- What is being asked -
Find the lines holding the word "סטודנטים" and collect them.

- Supplied material -
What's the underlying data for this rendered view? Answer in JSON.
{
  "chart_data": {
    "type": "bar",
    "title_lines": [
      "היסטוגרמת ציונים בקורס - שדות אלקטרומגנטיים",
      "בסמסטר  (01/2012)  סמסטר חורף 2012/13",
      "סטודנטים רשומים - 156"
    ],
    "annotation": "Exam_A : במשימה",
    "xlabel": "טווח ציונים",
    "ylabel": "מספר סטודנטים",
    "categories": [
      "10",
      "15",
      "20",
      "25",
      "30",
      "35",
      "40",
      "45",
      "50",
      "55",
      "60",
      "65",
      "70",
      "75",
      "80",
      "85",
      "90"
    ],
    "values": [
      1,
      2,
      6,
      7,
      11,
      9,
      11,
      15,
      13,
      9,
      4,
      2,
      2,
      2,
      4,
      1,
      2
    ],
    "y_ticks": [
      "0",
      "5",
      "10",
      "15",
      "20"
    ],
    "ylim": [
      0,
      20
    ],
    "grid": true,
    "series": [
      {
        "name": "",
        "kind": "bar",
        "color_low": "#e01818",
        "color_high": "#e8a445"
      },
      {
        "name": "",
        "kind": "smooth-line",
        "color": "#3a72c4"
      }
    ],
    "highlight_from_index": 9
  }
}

- Finished exercise -
      "סטודנטים רשומים - 156"
    "ylabel": "מספר סטודנטים",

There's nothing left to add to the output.